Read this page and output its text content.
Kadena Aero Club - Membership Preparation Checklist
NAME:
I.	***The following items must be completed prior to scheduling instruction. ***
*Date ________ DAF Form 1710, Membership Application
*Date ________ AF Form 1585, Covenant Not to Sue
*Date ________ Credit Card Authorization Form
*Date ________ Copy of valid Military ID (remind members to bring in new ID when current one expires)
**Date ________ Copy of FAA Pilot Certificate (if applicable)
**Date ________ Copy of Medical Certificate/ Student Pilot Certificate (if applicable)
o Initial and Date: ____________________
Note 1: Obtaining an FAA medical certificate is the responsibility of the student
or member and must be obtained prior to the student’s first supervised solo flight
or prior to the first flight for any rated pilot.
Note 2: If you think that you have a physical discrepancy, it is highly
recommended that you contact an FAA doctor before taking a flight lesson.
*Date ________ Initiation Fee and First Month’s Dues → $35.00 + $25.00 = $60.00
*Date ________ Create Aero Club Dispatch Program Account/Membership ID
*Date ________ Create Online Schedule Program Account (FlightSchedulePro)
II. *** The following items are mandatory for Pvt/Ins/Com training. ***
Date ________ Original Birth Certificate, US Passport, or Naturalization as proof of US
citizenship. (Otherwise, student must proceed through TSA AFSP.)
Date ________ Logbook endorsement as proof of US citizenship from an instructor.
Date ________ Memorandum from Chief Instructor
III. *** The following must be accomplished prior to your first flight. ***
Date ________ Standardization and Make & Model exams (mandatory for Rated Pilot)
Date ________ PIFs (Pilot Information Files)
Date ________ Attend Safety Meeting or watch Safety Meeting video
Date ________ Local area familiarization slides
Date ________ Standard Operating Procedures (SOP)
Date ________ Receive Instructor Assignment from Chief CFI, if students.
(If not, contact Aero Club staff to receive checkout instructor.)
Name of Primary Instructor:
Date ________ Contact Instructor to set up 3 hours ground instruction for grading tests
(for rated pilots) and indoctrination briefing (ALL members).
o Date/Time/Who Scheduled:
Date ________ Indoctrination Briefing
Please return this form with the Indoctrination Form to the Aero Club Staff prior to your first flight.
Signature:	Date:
────────────────────
■ **Goal**: Reproduce the material precisely, including every line.

■ **Exercise solution**:
Read this page and output its text content.
Kadena Aero Club - Membership Preparation Checklist
NAME:
I.	***The following items must be completed prior to scheduling instruction. ***
*Date ________ DAF Form 1710, Membership Application
*Date ________ AF Form 1585, Covenant Not to Sue
*Date ________ Credit Card Authorization Form
*Date ________ Copy of valid Military ID (remind members to bring in new ID when current one expires)
**Date ________ Copy of FAA Pilot Certificate (if applicable)
**Date ________ Copy of Medical Certificate/ Student Pilot Certificate (if applicable)
o Initial and Date: ____________________
Note 1: Obtaining an FAA medical certificate is the responsibility of the student
or member and must be obtained prior to the student’s first supervised solo flight
or prior to the first flight for any rated pilot.
Note 2: If you think that you have a physical discrepancy, it is highly
recommended that you contact an FAA doctor before taking a flight lesson.
*Date ________ Initiation Fee and First Month’s Dues → $35.00 + $25.00 = $60.00
*Date ________ Create Aero Club Dispatch Program Account/Membership ID
*Date ________ Create Online Schedule Program Account (FlightSchedulePro)
II. *** The following items are mandatory for Pvt/Ins/Com training. ***
Date ________ Original Birth Certificate, US Passport, or Naturalization as proof of US
citizenship. (Otherwise, student must proceed through TSA AFSP.)
Date ________ Logbook endorsement as proof of US citizenship from an instructor.
Date ________ Memorandum from Chief Instructor
III. *** The following must be accomplished prior to your first flight. ***
Date ________ Standardization and Make & Model exams (mandatory for Rated Pilot)
Date ________ PIFs (Pilot Information Files)
Date ________ Attend Safety Meeting or watch Safety Meeting video
Date ________ Local area familiarization slides
Date ________ Standard Operating Procedures (SOP)
Date ________ Receive Instructor Assignment from Chief CFI, if students.
(If not, contact Aero Club staff to receive checkout instructor.)
Name of Primary Instructor:
Date ________ Contact Instructor to set up 3 hours ground instruction for grading tests
(for rated pilots) and indoctrination briefing (ALL members).
o Date/Time/Who Scheduled:
Date ________ Indoctrination Briefing
Please return this form with the Indoctrination Form to the Aero Club Staff prior to your first flight.
Signature:	Date:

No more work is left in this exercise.